Lines of data:
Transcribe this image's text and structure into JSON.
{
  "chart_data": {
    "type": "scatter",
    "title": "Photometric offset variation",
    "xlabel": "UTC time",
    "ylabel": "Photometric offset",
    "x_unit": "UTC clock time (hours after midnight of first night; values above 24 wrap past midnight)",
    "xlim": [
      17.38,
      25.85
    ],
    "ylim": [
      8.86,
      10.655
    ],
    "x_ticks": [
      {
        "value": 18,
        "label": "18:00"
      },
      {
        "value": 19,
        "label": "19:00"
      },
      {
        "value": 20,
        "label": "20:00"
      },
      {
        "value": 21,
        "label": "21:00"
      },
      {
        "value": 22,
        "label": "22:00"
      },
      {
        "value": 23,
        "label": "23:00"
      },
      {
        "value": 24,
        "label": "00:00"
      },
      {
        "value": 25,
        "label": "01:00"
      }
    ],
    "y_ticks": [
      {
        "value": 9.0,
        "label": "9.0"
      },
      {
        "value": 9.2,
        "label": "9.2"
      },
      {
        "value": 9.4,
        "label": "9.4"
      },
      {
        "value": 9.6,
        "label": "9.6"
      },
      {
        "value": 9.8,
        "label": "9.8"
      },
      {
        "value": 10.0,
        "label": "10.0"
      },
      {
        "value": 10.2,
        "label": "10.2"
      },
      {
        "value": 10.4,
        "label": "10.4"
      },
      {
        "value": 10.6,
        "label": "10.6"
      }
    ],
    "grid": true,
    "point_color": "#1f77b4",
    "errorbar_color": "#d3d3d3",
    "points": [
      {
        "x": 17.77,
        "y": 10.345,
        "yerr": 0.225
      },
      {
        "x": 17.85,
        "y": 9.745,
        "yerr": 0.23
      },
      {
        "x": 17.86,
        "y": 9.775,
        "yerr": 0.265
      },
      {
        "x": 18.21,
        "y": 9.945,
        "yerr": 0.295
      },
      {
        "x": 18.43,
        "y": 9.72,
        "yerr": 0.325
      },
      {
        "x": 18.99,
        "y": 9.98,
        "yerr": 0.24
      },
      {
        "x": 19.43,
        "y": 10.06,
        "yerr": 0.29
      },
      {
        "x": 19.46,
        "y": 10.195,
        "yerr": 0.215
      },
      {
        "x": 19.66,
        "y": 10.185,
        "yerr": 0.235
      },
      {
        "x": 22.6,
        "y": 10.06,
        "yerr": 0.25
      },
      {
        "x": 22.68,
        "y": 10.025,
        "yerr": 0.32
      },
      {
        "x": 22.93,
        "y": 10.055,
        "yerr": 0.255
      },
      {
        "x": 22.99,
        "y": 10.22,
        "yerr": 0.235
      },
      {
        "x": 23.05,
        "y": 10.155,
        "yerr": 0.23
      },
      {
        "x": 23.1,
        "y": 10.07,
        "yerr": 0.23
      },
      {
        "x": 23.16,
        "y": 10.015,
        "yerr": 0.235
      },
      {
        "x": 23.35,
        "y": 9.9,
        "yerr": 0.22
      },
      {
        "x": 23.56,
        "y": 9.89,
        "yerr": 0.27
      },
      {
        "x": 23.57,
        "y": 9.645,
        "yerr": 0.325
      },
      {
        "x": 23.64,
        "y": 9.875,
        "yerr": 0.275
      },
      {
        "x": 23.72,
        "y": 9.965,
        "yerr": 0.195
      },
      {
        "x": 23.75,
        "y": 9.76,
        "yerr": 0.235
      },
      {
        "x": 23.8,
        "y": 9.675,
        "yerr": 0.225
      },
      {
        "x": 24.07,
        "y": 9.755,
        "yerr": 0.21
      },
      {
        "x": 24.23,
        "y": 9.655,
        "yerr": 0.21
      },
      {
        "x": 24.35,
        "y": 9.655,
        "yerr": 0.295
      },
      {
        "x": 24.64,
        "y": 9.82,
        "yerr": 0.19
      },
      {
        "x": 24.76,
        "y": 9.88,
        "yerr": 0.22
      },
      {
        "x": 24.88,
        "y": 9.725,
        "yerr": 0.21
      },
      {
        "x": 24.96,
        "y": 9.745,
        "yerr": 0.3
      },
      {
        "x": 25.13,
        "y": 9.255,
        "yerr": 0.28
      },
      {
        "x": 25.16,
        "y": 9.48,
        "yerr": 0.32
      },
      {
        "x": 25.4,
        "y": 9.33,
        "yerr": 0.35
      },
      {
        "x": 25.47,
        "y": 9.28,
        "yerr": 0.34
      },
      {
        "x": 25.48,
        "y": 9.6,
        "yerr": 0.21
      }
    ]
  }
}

• _Your goal_: Look over the listing. Pull out every line with the string "Photometric" in it.

• _Answer for the task_:
    "title": "Photometric offset variation",
    "ylabel": "Photometric offset",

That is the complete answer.